* _Records for the exercise_
----------------

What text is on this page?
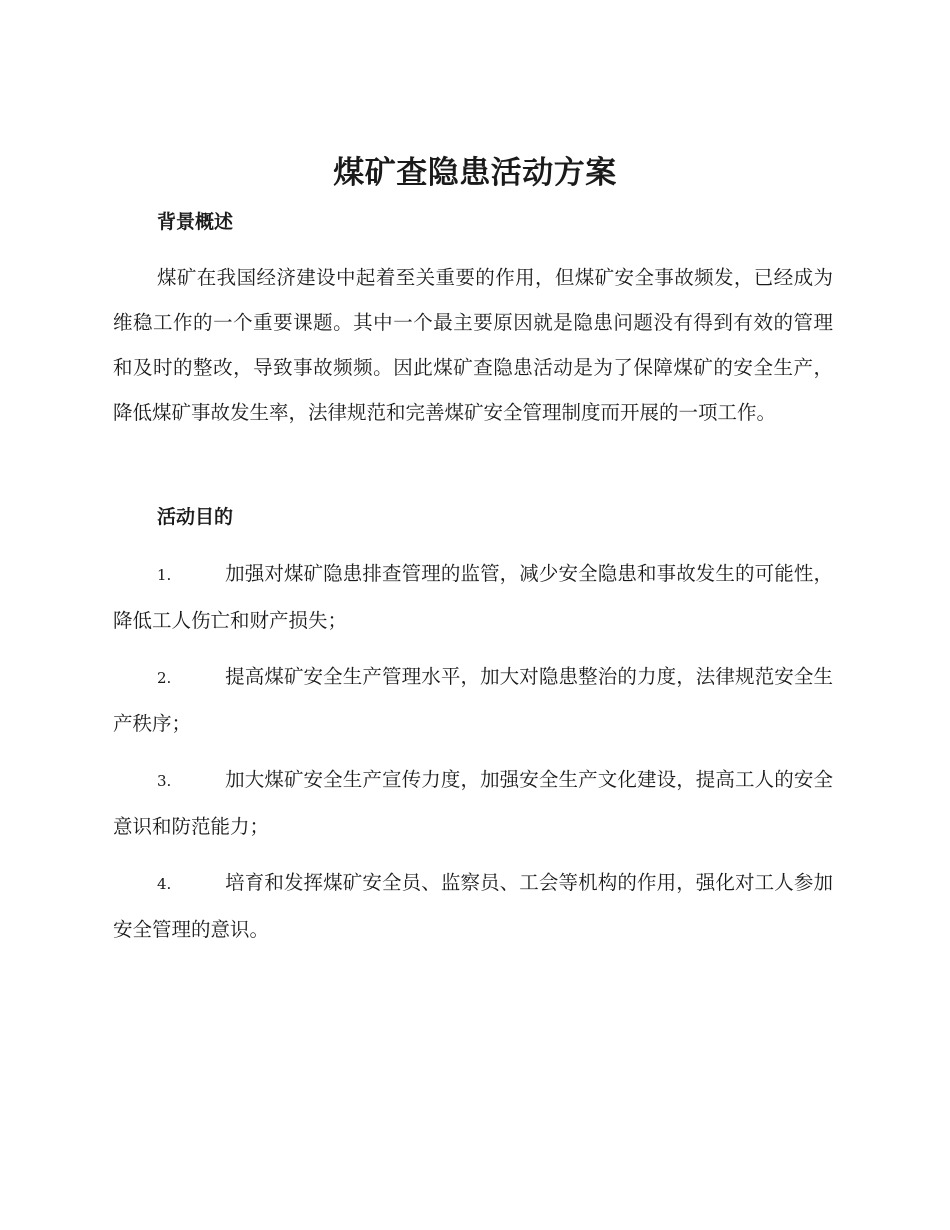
煤矿查隐患活动方案
背景概述

煤矿在我国经济建设中起着至关重要的作用，但煤矿安全事故频发，已经成为维稳工作的一个重要课题。其中一个最主要原因就是隐患问题没有得到有效的管理和及时的整改，导致事故频频。因此煤矿查隐患活动是为了保障煤矿的安全生产，降低煤矿事故发生率，法律规范和完善煤矿安全管理制度而开展的一项工作。

活动目的

1.	加强对煤矿隐患排查管理的监管，减少安全隐患和事故发生的可能性，降低工人伤亡和财产损失；

2.	提高煤矿安全生产管理水平，加大对隐患整治的力度，法律规范安全生产秩序；

3.	加大煤矿安全生产宣传力度，加强安全生产文化建设，提高工人的安全意识和防范能力；

4.	培育和发挥煤矿安全员、监察员、工会等机构的作用，强化对工人参加安全管理的意识。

----------------

* _Objective_
Copy out each line exactly, without the pictures.

* _Output below_
What text is on this page?
煤矿查隐患活动方案
背景概述

煤矿在我国经济建设中起着至关重要的作用，但煤矿安全事故频发，已经成为维稳工作的一个重要课题。其中一个最主要原因就是隐患问题没有得到有效的管理和及时的整改，导致事故频频。因此煤矿查隐患活动是为了保障煤矿的安全生产，降低煤矿事故发生率，法律规范和完善煤矿安全管理制度而开展的一项工作。

活动目的

1.	加强对煤矿隐患排查管理的监管，减少安全隐患和事故发生的可能性，降低工人伤亡和财产损失；

2.	提高煤矿安全生产管理水平，加大对隐患整治的力度，法律规范安全生产秩序；

3.	加大煤矿安全生产宣传力度，加强安全生产文化建设，提高工人的安全意识和防范能力；

4.	培育和发挥煤矿安全员、监察员、工会等机构的作用，强化对工人参加安全管理的意识。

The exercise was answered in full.